[Dataset items]
· · · · · · ·

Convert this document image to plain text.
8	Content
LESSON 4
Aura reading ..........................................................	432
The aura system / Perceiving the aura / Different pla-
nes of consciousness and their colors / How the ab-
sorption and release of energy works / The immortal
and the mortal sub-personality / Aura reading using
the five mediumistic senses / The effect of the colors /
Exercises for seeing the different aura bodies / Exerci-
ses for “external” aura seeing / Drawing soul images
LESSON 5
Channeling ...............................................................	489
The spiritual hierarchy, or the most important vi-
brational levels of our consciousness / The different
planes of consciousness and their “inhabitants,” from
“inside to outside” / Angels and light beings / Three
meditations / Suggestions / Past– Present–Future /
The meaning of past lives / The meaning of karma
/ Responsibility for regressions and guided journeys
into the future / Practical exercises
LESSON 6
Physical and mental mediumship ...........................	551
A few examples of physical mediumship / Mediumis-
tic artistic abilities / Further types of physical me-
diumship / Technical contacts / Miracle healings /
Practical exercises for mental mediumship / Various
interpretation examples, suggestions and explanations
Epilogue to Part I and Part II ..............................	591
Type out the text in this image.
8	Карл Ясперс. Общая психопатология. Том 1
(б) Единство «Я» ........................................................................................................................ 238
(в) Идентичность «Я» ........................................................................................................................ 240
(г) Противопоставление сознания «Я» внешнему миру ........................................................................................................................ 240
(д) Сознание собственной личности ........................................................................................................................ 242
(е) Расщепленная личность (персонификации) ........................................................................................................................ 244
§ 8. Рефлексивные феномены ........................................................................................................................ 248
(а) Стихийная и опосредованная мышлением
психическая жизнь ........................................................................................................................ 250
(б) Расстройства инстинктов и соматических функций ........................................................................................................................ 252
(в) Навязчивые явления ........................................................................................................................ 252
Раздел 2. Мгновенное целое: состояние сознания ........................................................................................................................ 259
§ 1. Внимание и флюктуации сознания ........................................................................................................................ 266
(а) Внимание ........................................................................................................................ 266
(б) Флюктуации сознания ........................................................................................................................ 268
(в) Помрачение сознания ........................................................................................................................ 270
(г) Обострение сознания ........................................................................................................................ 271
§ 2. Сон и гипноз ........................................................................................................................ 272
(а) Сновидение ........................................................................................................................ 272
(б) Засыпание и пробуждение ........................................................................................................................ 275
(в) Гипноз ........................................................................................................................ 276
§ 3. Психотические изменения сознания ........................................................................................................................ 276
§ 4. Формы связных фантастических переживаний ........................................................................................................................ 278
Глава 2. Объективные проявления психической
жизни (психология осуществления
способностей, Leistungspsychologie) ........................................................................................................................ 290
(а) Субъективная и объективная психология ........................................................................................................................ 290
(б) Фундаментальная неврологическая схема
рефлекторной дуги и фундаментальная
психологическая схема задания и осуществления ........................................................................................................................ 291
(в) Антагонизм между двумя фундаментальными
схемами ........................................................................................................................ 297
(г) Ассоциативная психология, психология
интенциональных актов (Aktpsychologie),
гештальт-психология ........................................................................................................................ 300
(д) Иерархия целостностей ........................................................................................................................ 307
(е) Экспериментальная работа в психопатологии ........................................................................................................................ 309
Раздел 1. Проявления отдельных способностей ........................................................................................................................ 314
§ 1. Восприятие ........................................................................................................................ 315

· · · · · · ·

_Given problem:_
List the lines of the records where "способностей" occurs.

_Final result:_
способностей, Leistungspsychologie) ........................................................................................................................ 290
Раздел 1. Проявления отдельных способностей ........................................................................................................................ 314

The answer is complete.